== Dataset excerpts ==
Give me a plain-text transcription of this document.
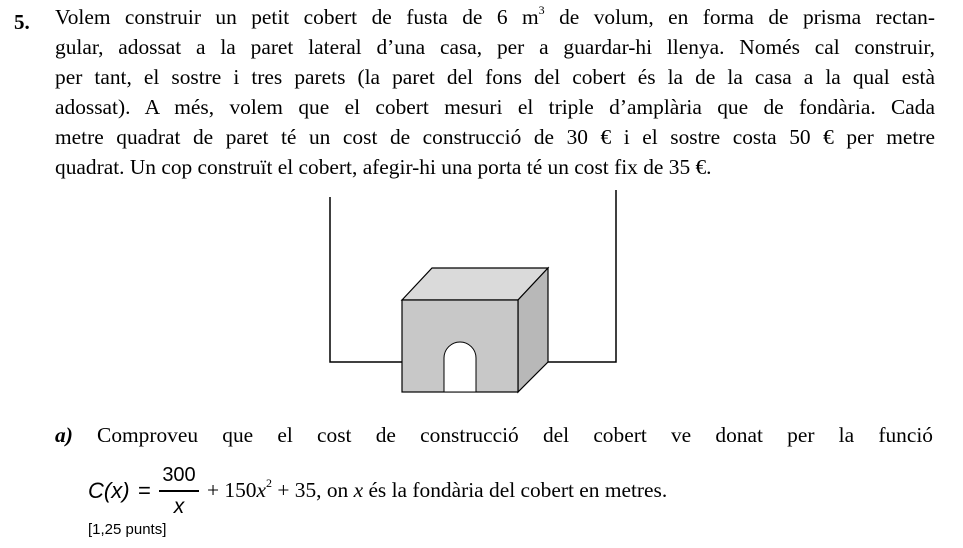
5. Volem construir un petit cobert de fusta de 6 $m^3$ de volum, en forma de prisma rectan-
gular, adossat a la paret lateral d’una casa, per a guardar-hi llenya. Només cal construir,
per tant, el sostre i tres parets (la paret del fons del cobert és la de la casa a la qual està
adossat). A més, volem que el cobert mesuri el triple d’amplària que de fondària. Cada
metre quadrat de paret té un cost de construcció de 30 € i el sostre costa 50 € per metre
quadrat. Un cop construït el cobert, afegir-hi una porta té un cost fix de 35 €.
a) Comproveu que el cost de construcció del cobert ve donat per la funció
C(x) =
300
x
+ $150x^2 + 35$, on x és la fondària del cobert en metres.
[1,25 punts]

== Exercise instructions ==
Extract the entries in full, exactly as they are, minus the pictures.

== Task output ==
Give me a plain-text transcription of this document.
5. Volem construir un petit cobert de fusta de 6 $m^3$ de volum, en forma de prisma rectan-
gular, adossat a la paret lateral d’una casa, per a guardar-hi llenya. Només cal construir,
per tant, el sostre i tres parets (la paret del fons del cobert és la de la casa a la qual està
adossat). A més, volem que el cobert mesuri el triple d’amplària que de fondària. Cada
metre quadrat de paret té un cost de construcció de 30 € i el sostre costa 50 € per metre
quadrat. Un cop construït el cobert, afegir-hi una porta té un cost fix de 35 €.
a) Comproveu que el cost de construcció del cobert ve donat per la funció
C(x) =
300
x
+ $150x^2 + 35$, on x és la fondària del cobert en metres.
[1,25 punts]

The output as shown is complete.